→ **Teks Kutipan**
————————

Suatu hari teman baik saya, seorang Gembala Sidang berbagi cerita saat makan siang pulang dari gereja. Ia mengisahkan beberapa kasus yang menimpa anggota keluarga di jemaatnya, yang membutuhkan penanganan konseling. Dia senang karena saya bisa berkotbah dan memberi seminar sehari di gereja tersebut. Dia juga mengungkapkan keprihatinannya akan sikap salah seorang pimpinan (pusat) di gerejanya, yang secara implisit pernah melarang tokoh jemaat mengundang saya memberi seminar di kalangan gereja mereka.

————————

→ **Daftar Tugas**
**1)** Sebutkan semua jabatan atau kedudukan dalam gereja yang disebut dalam kisah tentang Gembala Sidang.
**2)** Teruskan kisah tentang Gembala Sidang itu mulai sesudah kalimat terakhirnya.
Entri-entri berikut tidak ada hubungannya dengan kisah tentang Gembala Sidang di atas.

→ **Daftar Data**
————————

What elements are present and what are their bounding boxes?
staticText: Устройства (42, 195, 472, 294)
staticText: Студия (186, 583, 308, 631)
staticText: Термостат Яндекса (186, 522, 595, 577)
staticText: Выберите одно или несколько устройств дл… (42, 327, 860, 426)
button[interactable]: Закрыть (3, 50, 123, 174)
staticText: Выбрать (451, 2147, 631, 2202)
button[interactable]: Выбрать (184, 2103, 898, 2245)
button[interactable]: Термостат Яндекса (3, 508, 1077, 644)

————————

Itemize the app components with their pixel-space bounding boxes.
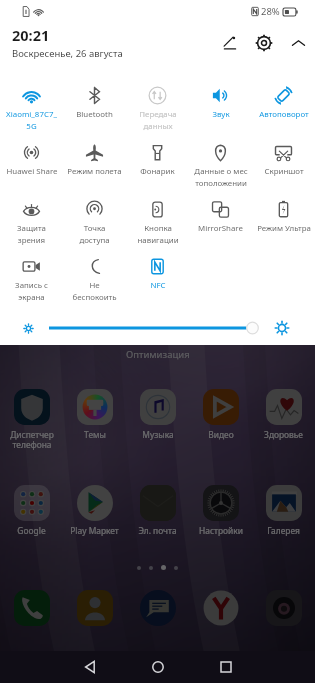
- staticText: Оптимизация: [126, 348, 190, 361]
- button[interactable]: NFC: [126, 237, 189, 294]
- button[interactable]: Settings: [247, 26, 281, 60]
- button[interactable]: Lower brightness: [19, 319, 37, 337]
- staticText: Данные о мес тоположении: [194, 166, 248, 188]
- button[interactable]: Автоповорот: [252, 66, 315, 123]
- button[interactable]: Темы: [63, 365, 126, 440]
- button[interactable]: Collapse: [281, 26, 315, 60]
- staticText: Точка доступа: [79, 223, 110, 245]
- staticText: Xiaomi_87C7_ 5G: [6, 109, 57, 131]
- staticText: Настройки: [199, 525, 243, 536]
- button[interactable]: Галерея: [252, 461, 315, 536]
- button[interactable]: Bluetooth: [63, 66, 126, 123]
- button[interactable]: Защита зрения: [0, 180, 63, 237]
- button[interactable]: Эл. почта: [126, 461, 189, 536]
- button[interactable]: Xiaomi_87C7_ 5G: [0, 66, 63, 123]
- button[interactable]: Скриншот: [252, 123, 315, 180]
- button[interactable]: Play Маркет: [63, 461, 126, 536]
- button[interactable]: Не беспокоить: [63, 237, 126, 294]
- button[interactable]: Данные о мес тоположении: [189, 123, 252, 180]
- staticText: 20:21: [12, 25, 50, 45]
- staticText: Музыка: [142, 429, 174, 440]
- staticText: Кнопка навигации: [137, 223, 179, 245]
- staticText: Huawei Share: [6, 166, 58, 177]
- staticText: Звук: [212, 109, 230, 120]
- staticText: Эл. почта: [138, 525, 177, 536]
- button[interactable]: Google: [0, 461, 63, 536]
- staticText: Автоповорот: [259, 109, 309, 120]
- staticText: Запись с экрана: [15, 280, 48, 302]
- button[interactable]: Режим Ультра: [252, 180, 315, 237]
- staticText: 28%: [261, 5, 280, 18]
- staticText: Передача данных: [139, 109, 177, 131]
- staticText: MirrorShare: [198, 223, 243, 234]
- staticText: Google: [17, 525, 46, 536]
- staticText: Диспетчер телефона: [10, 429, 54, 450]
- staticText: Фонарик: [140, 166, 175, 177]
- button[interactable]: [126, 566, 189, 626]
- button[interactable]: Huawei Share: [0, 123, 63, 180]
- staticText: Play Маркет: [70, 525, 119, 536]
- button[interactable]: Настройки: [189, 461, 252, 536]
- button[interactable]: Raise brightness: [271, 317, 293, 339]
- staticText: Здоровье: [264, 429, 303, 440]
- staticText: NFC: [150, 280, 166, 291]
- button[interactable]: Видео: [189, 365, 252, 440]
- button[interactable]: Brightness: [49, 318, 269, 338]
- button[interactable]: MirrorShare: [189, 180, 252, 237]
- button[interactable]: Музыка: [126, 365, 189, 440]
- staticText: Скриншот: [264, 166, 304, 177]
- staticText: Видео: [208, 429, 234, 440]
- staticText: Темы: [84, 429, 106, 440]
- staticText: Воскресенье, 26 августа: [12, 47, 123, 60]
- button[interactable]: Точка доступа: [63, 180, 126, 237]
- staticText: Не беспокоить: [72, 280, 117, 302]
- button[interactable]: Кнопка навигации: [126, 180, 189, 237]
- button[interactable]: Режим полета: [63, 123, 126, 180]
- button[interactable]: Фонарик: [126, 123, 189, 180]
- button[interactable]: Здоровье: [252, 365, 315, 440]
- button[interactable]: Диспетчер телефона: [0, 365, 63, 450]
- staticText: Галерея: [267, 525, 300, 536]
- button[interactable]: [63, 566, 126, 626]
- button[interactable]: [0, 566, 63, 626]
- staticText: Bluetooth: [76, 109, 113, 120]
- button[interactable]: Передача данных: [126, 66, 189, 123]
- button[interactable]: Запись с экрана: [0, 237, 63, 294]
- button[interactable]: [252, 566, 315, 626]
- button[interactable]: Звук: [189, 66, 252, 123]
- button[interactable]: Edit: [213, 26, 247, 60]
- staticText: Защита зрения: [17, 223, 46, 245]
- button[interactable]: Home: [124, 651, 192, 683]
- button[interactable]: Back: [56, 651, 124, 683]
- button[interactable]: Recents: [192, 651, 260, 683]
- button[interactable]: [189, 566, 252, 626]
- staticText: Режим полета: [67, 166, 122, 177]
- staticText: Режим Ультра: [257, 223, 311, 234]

————————

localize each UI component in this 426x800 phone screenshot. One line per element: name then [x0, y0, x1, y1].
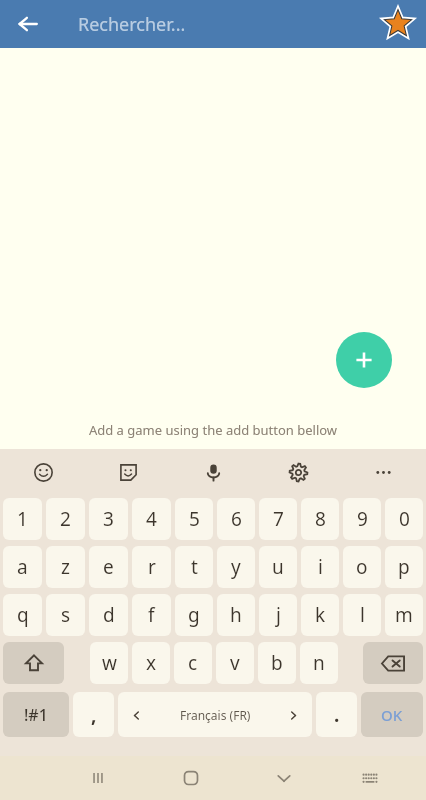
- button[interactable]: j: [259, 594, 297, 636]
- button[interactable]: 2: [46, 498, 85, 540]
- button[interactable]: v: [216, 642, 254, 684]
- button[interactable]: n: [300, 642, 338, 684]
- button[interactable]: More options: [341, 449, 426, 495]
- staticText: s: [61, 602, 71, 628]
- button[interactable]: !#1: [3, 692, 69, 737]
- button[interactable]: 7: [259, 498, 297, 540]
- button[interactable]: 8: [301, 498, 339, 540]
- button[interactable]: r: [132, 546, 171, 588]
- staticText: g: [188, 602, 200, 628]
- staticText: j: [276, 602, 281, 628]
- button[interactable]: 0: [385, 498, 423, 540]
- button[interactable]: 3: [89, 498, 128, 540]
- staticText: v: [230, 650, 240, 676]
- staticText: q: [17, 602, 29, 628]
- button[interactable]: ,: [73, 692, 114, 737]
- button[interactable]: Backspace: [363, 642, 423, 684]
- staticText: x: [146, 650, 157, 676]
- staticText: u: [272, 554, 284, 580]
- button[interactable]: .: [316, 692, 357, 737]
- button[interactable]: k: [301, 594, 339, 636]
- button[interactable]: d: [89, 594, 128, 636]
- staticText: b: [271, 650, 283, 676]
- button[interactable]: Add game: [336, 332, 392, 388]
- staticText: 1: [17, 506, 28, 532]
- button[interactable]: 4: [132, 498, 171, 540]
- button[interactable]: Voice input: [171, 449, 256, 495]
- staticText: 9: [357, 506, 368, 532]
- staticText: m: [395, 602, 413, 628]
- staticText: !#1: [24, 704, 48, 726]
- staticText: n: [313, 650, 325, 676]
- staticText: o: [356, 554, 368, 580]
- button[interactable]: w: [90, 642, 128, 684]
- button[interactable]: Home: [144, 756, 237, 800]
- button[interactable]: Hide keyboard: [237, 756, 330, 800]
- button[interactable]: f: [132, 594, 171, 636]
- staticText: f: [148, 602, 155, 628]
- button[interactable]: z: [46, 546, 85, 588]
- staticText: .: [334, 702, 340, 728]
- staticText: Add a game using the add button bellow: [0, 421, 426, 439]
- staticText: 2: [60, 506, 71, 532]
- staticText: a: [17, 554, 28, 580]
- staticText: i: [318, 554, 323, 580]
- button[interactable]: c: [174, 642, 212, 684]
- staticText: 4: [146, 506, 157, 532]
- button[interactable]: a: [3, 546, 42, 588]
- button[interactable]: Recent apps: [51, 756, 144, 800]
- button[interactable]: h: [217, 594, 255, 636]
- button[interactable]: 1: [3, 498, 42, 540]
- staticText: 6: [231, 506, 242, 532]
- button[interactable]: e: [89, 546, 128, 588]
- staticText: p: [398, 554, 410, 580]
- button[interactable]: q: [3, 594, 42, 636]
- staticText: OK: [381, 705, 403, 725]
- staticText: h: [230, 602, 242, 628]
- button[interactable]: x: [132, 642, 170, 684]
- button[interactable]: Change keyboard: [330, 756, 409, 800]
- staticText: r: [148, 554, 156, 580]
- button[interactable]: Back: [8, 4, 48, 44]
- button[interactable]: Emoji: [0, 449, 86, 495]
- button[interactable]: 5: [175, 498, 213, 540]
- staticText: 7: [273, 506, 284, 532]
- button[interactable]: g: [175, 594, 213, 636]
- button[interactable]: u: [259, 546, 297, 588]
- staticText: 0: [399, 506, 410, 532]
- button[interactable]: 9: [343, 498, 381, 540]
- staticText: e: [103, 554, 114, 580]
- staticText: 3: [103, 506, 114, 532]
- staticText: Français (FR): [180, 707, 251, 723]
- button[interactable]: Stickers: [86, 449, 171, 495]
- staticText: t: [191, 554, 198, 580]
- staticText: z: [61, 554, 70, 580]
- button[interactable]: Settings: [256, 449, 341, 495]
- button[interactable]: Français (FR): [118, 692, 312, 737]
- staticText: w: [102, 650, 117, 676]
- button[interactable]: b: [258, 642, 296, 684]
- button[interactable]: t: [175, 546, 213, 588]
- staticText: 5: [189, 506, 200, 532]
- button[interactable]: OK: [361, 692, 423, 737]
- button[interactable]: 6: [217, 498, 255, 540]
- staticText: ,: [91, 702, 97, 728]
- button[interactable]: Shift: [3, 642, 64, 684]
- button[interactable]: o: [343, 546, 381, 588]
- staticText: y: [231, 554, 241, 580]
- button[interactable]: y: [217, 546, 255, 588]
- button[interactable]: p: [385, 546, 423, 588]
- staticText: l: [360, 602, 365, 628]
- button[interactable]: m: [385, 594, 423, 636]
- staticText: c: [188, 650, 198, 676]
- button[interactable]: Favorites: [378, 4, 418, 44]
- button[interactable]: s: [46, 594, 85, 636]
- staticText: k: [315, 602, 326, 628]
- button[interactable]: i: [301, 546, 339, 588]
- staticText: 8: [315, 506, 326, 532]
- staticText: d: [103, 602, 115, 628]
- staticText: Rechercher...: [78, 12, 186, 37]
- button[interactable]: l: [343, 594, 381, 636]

————————

→ **Jawaban yang Diharapkan**
**1)** Gembala Sidang, pimpinan (pusat), tokoh jemaat

**2)**
Lalu saya bertanya, “Menurut Bapak, apa kira-kira alasan atasan Bapak melarang saya bicara di gereja ini?” Jawabnya, “Bagi kami tidak jelas alasannya, karena tidak pernah ungkapkan. Tapi menurut saya, sejak Bapak sering diundang ke lingkungan kami, banyak Gembala semakin tidak tertarik mengundang yang bersangkutan. Mungkin juga ada perasaan iri, cemburu. Begitulah pendapat saya”.
“Lalu, mengapa bapak tetap mengundang saya?" tanya saya menegaskan.
Rekan itu menjawab, “Ah, biar sajalah. Kalau karena iri dia melarang kami mengundang bapak, tidak usah dipikirkan. Apalagi kami sendiri tahu cara hidup beliau”.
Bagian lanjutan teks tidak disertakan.